--- Start EXERCISE INPUTS ---

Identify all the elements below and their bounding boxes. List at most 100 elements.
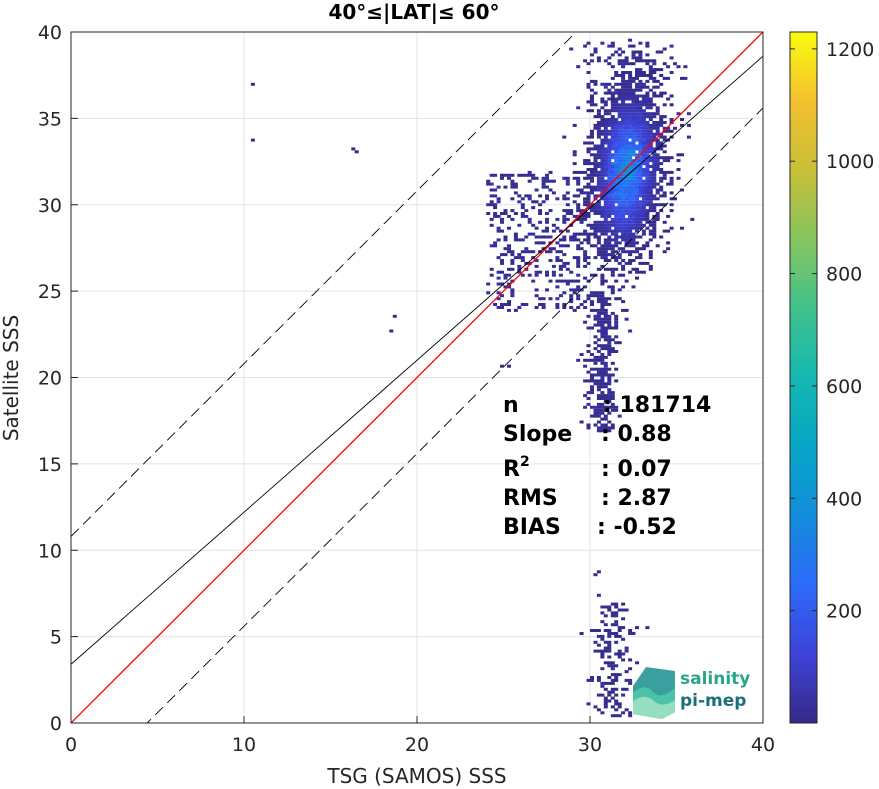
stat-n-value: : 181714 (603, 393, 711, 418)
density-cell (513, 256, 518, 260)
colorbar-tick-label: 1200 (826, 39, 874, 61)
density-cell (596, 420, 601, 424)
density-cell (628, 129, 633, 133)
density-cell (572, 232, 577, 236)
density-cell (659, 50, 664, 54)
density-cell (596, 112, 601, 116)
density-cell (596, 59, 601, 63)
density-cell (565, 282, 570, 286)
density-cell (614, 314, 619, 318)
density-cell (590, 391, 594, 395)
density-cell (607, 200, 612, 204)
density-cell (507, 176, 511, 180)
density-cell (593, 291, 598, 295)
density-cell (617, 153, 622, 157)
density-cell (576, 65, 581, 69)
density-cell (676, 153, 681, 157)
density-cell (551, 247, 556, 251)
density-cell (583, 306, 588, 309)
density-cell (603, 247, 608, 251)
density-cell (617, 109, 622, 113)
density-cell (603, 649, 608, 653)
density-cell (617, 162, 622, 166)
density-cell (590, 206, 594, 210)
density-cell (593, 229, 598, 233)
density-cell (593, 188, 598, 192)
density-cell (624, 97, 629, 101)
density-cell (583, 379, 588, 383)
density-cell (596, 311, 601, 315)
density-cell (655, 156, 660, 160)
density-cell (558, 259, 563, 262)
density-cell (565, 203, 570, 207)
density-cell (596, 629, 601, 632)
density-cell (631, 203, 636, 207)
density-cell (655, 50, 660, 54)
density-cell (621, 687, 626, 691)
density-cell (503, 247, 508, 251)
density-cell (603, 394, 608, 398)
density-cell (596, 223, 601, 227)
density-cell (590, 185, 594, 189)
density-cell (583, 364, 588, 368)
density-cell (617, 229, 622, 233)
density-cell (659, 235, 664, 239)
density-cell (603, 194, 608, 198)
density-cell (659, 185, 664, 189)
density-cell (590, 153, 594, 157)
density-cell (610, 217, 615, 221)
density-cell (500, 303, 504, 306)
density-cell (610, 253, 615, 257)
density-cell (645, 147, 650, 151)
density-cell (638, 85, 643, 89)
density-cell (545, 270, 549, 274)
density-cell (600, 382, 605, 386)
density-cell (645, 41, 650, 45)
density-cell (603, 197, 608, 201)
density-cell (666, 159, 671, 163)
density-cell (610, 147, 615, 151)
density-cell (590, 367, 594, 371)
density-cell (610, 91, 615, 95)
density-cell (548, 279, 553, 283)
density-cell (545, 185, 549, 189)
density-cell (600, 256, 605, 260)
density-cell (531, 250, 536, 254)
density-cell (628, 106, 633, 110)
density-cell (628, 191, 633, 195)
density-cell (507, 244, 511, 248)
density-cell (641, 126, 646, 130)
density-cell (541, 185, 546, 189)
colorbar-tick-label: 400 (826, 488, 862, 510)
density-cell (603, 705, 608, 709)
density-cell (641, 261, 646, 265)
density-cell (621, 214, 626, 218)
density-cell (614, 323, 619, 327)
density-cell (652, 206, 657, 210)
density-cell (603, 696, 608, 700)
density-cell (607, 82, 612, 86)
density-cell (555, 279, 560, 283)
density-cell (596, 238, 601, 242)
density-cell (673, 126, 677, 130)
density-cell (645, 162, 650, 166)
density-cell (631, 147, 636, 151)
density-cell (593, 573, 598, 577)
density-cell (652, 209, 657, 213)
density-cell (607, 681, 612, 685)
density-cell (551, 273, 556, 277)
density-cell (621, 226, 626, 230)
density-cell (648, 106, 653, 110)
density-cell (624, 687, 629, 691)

--- End EXERCISE INPUTS ---

> **WHAT YOU HAVE TO DO**:
Copy out the records above line by line, exactly as they appear, leaving out the pictures.

> **SOLUTION FOR THIS PROBLEM**:
Identify all the elements below and their bounding boxes. List at most 100 elements.
stat-n-value: : 181714 (603, 393, 711, 418)
density-cell (513, 256, 518, 260)
colorbar-tick-label: 1200 (826, 39, 874, 61)
density-cell (596, 420, 601, 424)
density-cell (628, 129, 633, 133)
density-cell (572, 232, 577, 236)
density-cell (659, 50, 664, 54)
density-cell (596, 112, 601, 116)
density-cell (596, 59, 601, 63)
density-cell (565, 282, 570, 286)
density-cell (614, 314, 619, 318)
density-cell (590, 391, 594, 395)
density-cell (607, 200, 612, 204)
density-cell (507, 176, 511, 180)
density-cell (593, 291, 598, 295)
density-cell (617, 153, 622, 157)
density-cell (576, 65, 581, 69)
density-cell (676, 153, 681, 157)
density-cell (551, 247, 556, 251)
density-cell (583, 306, 588, 309)
density-cell (603, 247, 608, 251)
density-cell (617, 109, 622, 113)
density-cell (603, 649, 608, 653)
density-cell (617, 162, 622, 166)
density-cell (590, 206, 594, 210)
density-cell (593, 229, 598, 233)
density-cell (593, 188, 598, 192)
density-cell (624, 97, 629, 101)
density-cell (583, 379, 588, 383)
density-cell (596, 311, 601, 315)
density-cell (655, 156, 660, 160)
density-cell (558, 259, 563, 262)
density-cell (565, 203, 570, 207)
density-cell (596, 629, 601, 632)
density-cell (631, 203, 636, 207)
density-cell (655, 50, 660, 54)
density-cell (621, 687, 626, 691)
density-cell (503, 247, 508, 251)
density-cell (603, 394, 608, 398)
density-cell (596, 223, 601, 227)
density-cell (590, 185, 594, 189)
density-cell (583, 364, 588, 368)
density-cell (617, 229, 622, 233)
density-cell (659, 235, 664, 239)
density-cell (603, 194, 608, 198)
density-cell (659, 185, 664, 189)
density-cell (590, 153, 594, 157)
density-cell (610, 217, 615, 221)
density-cell (500, 303, 504, 306)
density-cell (610, 253, 615, 257)
density-cell (645, 147, 650, 151)
density-cell (638, 85, 643, 89)
density-cell (545, 270, 549, 274)
density-cell (600, 382, 605, 386)
density-cell (645, 41, 650, 45)
density-cell (603, 197, 608, 201)
density-cell (666, 159, 671, 163)
density-cell (610, 147, 615, 151)
density-cell (590, 367, 594, 371)
density-cell (610, 91, 615, 95)
density-cell (548, 279, 553, 283)
density-cell (545, 185, 549, 189)
density-cell (600, 256, 605, 260)
density-cell (531, 250, 536, 254)
density-cell (628, 106, 633, 110)
density-cell (628, 191, 633, 195)
density-cell (507, 244, 511, 248)
density-cell (641, 126, 646, 130)
density-cell (541, 185, 546, 189)
colorbar-tick-label: 400 (826, 488, 862, 510)
density-cell (603, 705, 608, 709)
density-cell (641, 261, 646, 265)
density-cell (621, 214, 626, 218)
density-cell (614, 323, 619, 327)
density-cell (652, 206, 657, 210)
density-cell (603, 696, 608, 700)
density-cell (607, 82, 612, 86)
density-cell (555, 279, 560, 283)
density-cell (596, 238, 601, 242)
density-cell (673, 126, 677, 130)
density-cell (645, 162, 650, 166)
density-cell (631, 147, 636, 151)
density-cell (593, 573, 598, 577)
density-cell (652, 209, 657, 213)
density-cell (607, 681, 612, 685)
density-cell (551, 273, 556, 277)
density-cell (621, 226, 626, 230)
density-cell (648, 106, 653, 110)
density-cell (624, 687, 629, 691)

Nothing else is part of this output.